● AIM OF THE EXERCISE
Pull out every line with the word "name".

● RECORDS TO USE
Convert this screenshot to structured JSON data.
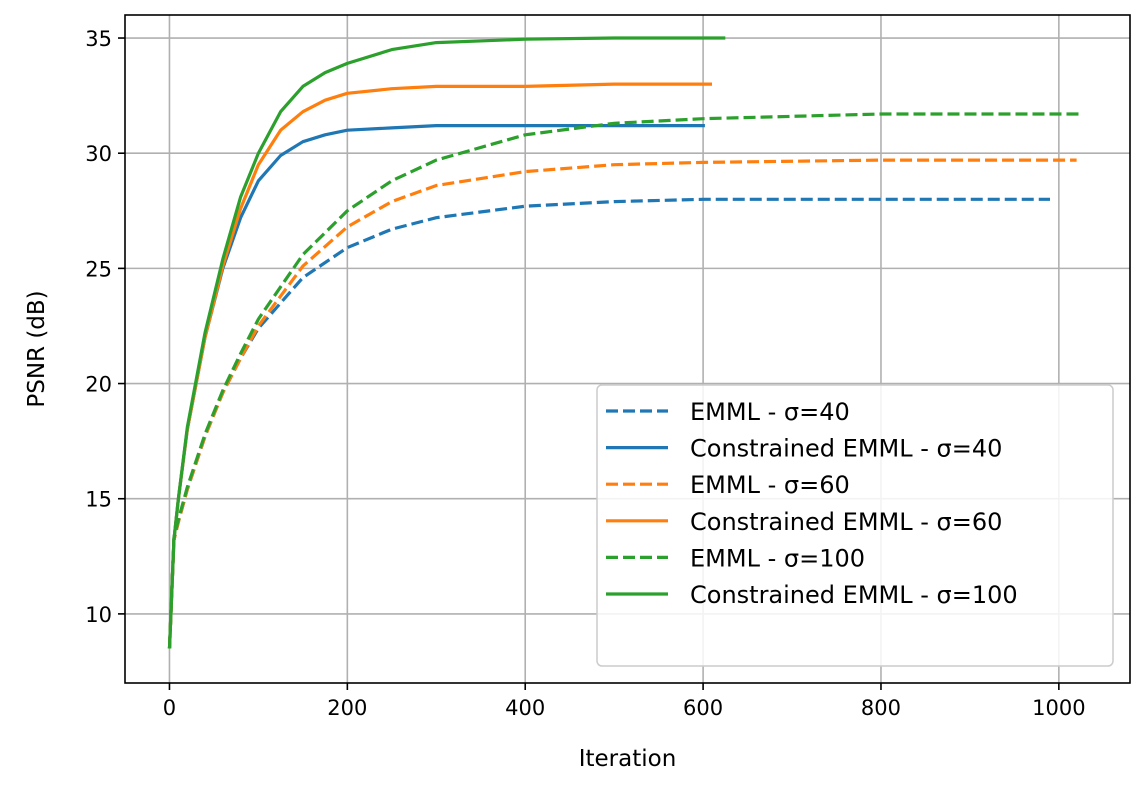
{
  "chart_data": {
    "type": "line",
    "title": "",
    "xlabel": "Iteration",
    "ylabel": "PSNR (dB)",
    "xlim": [
      -50,
      1080
    ],
    "ylim": [
      7,
      36
    ],
    "xticks": [
      0,
      200,
      400,
      600,
      800,
      1000
    ],
    "yticks": [
      10,
      15,
      20,
      25,
      30,
      35
    ],
    "grid": true,
    "legend_position": "lower-right",
    "series": [
      {
        "name": "EMML - σ=40",
        "color": "#1f77b4",
        "style": "dashed",
        "x": [
          0,
          5,
          10,
          20,
          40,
          60,
          80,
          100,
          150,
          200,
          250,
          300,
          400,
          500,
          600,
          800,
          990
        ],
        "y": [
          8.5,
          13.2,
          14.0,
          15.4,
          17.7,
          19.6,
          21.1,
          22.4,
          24.6,
          25.9,
          26.7,
          27.2,
          27.7,
          27.9,
          28.0,
          28.0,
          28.0
        ]
      },
      {
        "name": "Constrained EMML - σ=40",
        "color": "#1f77b4",
        "style": "solid",
        "x": [
          0,
          5,
          10,
          20,
          40,
          60,
          80,
          100,
          125,
          150,
          175,
          200,
          250,
          300,
          400,
          500,
          602
        ],
        "y": [
          8.5,
          13.2,
          15.0,
          18.0,
          22.0,
          25.0,
          27.2,
          28.8,
          29.9,
          30.5,
          30.8,
          31.0,
          31.1,
          31.2,
          31.2,
          31.2,
          31.2
        ]
      },
      {
        "name": "EMML - σ=60",
        "color": "#ff7f0e",
        "style": "dashed",
        "x": [
          0,
          5,
          10,
          20,
          40,
          60,
          80,
          100,
          150,
          200,
          250,
          300,
          400,
          500,
          600,
          800,
          1020
        ],
        "y": [
          8.5,
          13.2,
          14.0,
          15.4,
          17.7,
          19.6,
          21.1,
          22.5,
          25.1,
          26.8,
          27.9,
          28.6,
          29.2,
          29.5,
          29.6,
          29.7,
          29.7
        ]
      },
      {
        "name": "Constrained EMML - σ=60",
        "color": "#ff7f0e",
        "style": "solid",
        "x": [
          0,
          5,
          10,
          20,
          40,
          60,
          80,
          100,
          125,
          150,
          175,
          200,
          250,
          300,
          400,
          500,
          610
        ],
        "y": [
          8.5,
          13.2,
          15.0,
          18.0,
          22.0,
          25.1,
          27.6,
          29.5,
          31.0,
          31.8,
          32.3,
          32.6,
          32.8,
          32.9,
          32.9,
          33.0,
          33.0
        ]
      },
      {
        "name": "EMML - σ=100",
        "color": "#2ca02c",
        "style": "dashed",
        "x": [
          0,
          5,
          10,
          20,
          40,
          60,
          80,
          100,
          150,
          200,
          250,
          300,
          400,
          500,
          600,
          800,
          1025
        ],
        "y": [
          8.5,
          13.3,
          14.1,
          15.5,
          17.8,
          19.7,
          21.3,
          22.8,
          25.6,
          27.5,
          28.8,
          29.7,
          30.8,
          31.3,
          31.5,
          31.7,
          31.7
        ]
      },
      {
        "name": "Constrained EMML - σ=100",
        "color": "#2ca02c",
        "style": "solid",
        "x": [
          0,
          5,
          10,
          20,
          40,
          60,
          80,
          100,
          125,
          150,
          175,
          200,
          250,
          300,
          400,
          500,
          625
        ],
        "y": [
          8.5,
          13.2,
          15.0,
          18.1,
          22.2,
          25.4,
          28.1,
          30.0,
          31.8,
          32.9,
          33.5,
          33.9,
          34.5,
          34.8,
          34.95,
          35.0,
          35.0
        ]
      }
    ]
  }
}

● RESULT FOR THIS EXERCISE
        "name": "EMML - σ=40",
        "name": "Constrained EMML - σ=40",
        "name": "EMML - σ=60",
        "name": "Constrained EMML - σ=60",
        "name": "EMML - σ=100",
        "name": "Constrained EMML - σ=100",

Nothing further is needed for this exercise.